> [Exercise details]:
Find every line below that contains the word "afinidad" and copy it out.

> [Raw records]:
------------------------------------------------

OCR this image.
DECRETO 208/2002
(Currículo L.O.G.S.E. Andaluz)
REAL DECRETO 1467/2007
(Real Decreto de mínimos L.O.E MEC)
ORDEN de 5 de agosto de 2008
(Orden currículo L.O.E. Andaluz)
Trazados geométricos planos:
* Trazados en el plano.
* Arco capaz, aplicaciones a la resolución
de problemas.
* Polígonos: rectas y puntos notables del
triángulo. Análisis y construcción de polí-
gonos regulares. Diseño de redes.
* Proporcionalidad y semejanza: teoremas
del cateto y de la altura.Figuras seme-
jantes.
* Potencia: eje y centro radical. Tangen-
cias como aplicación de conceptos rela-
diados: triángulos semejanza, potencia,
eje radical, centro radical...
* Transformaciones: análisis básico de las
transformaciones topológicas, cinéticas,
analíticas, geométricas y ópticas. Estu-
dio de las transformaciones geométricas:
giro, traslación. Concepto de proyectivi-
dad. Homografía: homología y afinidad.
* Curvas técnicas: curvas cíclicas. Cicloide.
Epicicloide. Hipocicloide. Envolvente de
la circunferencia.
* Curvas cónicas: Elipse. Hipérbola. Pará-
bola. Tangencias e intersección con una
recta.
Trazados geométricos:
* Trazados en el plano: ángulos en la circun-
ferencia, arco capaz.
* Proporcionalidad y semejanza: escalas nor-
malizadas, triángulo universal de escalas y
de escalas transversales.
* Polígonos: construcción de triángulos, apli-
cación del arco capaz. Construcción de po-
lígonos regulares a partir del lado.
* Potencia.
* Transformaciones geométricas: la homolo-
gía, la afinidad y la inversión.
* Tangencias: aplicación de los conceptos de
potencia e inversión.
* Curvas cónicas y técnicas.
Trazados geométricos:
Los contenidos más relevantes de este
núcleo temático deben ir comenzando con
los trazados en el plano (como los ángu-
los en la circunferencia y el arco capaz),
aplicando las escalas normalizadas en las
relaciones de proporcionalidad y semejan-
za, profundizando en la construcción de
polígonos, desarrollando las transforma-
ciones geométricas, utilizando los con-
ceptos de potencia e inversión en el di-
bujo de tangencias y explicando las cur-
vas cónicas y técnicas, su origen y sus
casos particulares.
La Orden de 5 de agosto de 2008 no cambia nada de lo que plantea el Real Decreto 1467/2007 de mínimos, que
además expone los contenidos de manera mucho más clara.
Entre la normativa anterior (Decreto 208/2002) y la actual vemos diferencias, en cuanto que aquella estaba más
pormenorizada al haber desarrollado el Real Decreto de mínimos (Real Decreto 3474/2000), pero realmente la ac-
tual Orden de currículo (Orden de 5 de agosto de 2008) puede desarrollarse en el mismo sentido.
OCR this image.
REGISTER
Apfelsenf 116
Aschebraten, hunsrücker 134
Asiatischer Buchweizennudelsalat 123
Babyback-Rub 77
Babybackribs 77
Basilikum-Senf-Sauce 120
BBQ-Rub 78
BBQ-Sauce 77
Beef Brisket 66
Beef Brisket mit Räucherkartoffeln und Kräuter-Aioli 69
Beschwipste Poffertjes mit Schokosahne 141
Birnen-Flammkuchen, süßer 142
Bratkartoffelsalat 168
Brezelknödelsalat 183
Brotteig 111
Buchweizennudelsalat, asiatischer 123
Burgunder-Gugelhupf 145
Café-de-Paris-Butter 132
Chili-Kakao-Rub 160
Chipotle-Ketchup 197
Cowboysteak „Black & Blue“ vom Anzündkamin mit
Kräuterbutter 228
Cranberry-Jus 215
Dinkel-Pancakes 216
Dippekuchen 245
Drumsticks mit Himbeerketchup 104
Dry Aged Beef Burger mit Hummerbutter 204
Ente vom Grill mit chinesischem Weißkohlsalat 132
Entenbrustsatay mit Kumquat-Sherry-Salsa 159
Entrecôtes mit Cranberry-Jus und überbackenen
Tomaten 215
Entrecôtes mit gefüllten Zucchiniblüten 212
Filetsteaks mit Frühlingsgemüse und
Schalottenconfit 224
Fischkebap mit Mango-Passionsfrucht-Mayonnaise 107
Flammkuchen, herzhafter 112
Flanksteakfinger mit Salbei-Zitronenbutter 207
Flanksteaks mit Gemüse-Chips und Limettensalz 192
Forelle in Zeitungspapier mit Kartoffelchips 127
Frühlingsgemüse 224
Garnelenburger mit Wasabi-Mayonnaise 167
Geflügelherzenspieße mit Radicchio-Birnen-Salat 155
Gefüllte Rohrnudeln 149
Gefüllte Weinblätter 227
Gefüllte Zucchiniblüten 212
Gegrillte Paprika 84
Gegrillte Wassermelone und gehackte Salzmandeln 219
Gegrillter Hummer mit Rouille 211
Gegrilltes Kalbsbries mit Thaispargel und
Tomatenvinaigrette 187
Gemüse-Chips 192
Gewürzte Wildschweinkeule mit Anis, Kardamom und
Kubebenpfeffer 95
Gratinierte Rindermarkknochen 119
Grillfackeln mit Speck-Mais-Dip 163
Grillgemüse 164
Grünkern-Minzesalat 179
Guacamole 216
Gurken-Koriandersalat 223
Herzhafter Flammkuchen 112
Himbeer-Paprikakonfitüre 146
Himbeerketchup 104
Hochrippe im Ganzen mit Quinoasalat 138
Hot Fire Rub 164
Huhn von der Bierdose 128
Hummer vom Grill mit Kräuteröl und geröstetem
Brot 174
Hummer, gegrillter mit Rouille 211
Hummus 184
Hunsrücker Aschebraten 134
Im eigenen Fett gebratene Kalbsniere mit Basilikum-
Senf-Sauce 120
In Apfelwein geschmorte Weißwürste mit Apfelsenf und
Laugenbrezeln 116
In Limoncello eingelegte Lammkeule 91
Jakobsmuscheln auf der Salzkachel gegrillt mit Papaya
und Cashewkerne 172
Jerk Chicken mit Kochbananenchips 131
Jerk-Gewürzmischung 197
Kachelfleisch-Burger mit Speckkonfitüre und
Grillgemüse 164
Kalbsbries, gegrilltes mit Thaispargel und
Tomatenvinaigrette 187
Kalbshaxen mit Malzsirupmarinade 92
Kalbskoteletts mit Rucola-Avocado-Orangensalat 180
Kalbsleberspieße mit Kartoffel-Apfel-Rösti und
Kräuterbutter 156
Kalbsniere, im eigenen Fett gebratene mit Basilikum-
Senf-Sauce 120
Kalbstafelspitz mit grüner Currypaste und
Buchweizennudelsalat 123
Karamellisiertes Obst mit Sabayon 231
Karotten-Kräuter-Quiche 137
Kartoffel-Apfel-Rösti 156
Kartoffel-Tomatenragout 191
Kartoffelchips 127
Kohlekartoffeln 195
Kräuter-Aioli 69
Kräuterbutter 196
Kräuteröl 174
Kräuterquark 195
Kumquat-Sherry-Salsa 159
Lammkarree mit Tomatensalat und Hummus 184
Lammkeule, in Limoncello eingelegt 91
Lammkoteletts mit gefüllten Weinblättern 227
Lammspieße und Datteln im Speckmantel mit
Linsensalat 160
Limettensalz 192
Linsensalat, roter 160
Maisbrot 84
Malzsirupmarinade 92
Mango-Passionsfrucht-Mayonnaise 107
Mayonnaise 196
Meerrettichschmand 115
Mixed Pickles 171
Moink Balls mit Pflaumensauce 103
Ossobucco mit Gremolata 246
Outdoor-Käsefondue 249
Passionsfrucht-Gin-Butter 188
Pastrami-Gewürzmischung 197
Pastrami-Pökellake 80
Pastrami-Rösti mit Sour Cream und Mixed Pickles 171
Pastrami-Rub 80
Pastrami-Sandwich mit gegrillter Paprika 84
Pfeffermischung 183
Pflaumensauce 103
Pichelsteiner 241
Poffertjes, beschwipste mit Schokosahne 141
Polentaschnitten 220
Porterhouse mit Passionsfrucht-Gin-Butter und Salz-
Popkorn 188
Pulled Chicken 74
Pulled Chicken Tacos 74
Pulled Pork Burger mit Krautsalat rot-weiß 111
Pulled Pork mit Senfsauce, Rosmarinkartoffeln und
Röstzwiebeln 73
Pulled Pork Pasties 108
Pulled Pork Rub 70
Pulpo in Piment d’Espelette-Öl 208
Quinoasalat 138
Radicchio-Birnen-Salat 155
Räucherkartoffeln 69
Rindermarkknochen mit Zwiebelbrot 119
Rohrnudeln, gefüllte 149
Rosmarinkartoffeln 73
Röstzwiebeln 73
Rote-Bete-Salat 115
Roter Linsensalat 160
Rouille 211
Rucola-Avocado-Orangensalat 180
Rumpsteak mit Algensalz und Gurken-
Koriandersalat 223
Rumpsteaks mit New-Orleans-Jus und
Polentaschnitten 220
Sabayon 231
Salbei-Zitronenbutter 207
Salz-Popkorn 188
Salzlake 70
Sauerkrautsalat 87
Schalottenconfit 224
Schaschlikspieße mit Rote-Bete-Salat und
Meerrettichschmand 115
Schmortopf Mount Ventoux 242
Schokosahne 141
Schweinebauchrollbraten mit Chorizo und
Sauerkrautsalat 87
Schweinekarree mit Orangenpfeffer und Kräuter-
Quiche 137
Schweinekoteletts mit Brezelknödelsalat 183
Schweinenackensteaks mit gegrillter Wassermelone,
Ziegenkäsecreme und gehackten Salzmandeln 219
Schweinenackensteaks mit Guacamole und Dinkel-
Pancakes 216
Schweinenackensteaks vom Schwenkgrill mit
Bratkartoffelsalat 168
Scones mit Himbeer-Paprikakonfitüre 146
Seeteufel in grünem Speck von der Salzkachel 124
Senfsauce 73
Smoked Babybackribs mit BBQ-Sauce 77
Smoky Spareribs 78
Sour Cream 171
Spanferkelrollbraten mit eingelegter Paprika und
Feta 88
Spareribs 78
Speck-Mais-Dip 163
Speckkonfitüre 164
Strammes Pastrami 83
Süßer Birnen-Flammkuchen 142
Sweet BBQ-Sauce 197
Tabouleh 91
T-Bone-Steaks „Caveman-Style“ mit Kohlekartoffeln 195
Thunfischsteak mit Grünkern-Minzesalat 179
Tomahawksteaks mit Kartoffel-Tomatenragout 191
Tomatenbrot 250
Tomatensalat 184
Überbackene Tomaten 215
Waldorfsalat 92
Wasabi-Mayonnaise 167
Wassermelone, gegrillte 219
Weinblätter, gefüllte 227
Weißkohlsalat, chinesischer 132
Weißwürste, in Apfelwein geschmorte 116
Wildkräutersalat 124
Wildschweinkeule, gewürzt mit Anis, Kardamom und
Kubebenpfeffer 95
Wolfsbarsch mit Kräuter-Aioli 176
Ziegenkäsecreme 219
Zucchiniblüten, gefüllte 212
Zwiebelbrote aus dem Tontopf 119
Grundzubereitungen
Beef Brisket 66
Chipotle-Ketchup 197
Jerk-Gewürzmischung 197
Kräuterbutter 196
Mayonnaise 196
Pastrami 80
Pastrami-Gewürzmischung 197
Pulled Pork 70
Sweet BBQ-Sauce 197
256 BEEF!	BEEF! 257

------------------------------------------------

> [Finished answer]:
dad. Homografía: homología y afinidad.
gía, la afinidad y la inversión.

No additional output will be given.